Print out every line, exactly as written.

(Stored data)
+---+

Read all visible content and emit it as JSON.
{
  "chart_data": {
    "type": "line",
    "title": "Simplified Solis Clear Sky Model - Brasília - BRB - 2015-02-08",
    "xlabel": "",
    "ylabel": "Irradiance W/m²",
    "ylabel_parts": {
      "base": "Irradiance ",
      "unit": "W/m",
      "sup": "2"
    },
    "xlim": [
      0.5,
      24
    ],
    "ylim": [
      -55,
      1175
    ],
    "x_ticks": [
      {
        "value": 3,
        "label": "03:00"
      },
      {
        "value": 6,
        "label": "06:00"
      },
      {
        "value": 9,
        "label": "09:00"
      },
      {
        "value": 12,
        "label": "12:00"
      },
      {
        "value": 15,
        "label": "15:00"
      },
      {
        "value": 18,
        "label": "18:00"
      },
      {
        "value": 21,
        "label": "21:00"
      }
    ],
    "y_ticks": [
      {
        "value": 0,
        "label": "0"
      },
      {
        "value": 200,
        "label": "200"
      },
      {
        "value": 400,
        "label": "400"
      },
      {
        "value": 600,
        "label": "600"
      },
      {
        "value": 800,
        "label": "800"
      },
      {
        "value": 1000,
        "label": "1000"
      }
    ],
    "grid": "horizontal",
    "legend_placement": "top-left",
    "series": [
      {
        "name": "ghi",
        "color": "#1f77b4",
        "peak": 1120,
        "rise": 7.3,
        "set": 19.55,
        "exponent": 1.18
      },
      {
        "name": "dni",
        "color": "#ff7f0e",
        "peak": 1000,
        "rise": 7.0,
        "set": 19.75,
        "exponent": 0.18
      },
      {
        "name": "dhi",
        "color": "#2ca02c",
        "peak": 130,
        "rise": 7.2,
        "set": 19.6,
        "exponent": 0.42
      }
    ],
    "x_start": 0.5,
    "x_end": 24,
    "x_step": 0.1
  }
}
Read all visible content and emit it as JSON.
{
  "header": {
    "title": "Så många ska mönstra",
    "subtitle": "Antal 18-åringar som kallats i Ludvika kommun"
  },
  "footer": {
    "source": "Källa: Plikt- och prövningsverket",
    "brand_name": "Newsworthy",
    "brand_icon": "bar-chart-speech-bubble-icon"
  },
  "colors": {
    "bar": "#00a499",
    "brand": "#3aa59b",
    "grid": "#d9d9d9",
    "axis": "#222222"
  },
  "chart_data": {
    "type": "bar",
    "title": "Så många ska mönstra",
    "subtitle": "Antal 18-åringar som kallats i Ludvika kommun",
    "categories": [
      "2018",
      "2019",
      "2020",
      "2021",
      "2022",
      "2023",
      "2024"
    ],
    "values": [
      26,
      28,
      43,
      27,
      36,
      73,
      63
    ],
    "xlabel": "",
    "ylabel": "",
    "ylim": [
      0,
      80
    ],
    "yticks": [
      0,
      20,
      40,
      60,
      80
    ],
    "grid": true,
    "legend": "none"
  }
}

+---+

__FULL ANSWER__.
Read all visible content and emit it as JSON.
{
  "chart_data": {
    "type": "line",
    "title": "Simplified Solis Clear Sky Model - Brasília - BRB - 2015-02-08",
    "xlabel": "",
    "ylabel": "Irradiance W/m²",
    "ylabel_parts": {
      "base": "Irradiance ",
      "unit": "W/m",
      "sup": "2"
    },
    "xlim": [
      0.5,
      24
    ],
    "ylim": [
      -55,
      1175
    ],
    "x_ticks": [
      {
        "value": 3,
        "label": "03:00"
      },
      {
        "value": 6,
        "label": "06:00"
      },
      {
        "value": 9,
        "label": "09:00"
      },
      {
        "value": 12,
        "label": "12:00"
      },
      {
        "value": 15,
        "label": "15:00"
      },
      {
        "value": 18,
        "label": "18:00"
      },
      {
        "value": 21,
        "label": "21:00"
      }
    ],
    "y_ticks": [
      {
        "value": 0,
        "label": "0"
      },
      {
        "value": 200,
        "label": "200"
      },
      {
        "value": 400,
        "label": "400"
      },
      {
        "value": 600,
        "label": "600"
      },
      {
        "value": 800,
        "label": "800"
      },
      {
        "value": 1000,
        "label": "1000"
      }
    ],
    "grid": "horizontal",
    "legend_placement": "top-left",
    "series": [
      {
        "name": "ghi",
        "color": "#1f77b4",
        "peak": 1120,
        "rise": 7.3,
        "set": 19.55,
        "exponent": 1.18
      },
      {
        "name": "dni",
        "color": "#ff7f0e",
        "peak": 1000,
        "rise": 7.0,
        "set": 19.75,
        "exponent": 0.18
      },
      {
        "name": "dhi",
        "color": "#2ca02c",
        "peak": 130,
        "rise": 7.2,
        "set": 19.6,
        "exponent": 0.42
      }
    ],
    "x_start": 0.5,
    "x_end": 24,
    "x_step": 0.1
  }
}
Read all visible content and emit it as JSON.
{
  "header": {
    "title": "Så många ska mönstra",
    "subtitle": "Antal 18-åringar som kallats i Ludvika kommun"
  },
  "footer": {
    "source": "Källa: Plikt- och prövningsverket",
    "brand_name": "Newsworthy",
    "brand_icon": "bar-chart-speech-bubble-icon"
  },
  "colors": {
    "bar": "#00a499",
    "brand": "#3aa59b",
    "grid": "#d9d9d9",
    "axis": "#222222"
  },
  "chart_data": {
    "type": "bar",
    "title": "Så många ska mönstra",
    "subtitle": "Antal 18-åringar som kallats i Ludvika kommun",
    "categories": [
      "2018",
      "2019",
      "2020",
      "2021",
      "2022",
      "2023",
      "2024"
    ],
    "values": [
      26,
      28,
      43,
      27,
      36,
      73,
      63
    ],
    "xlabel": "",
    "ylabel": "",
    "ylim": [
      0,
      80
    ],
    "yticks": [
      0,
      20,
      40,
      60,
      80
    ],
    "grid": true,
    "legend": "none"
  }
}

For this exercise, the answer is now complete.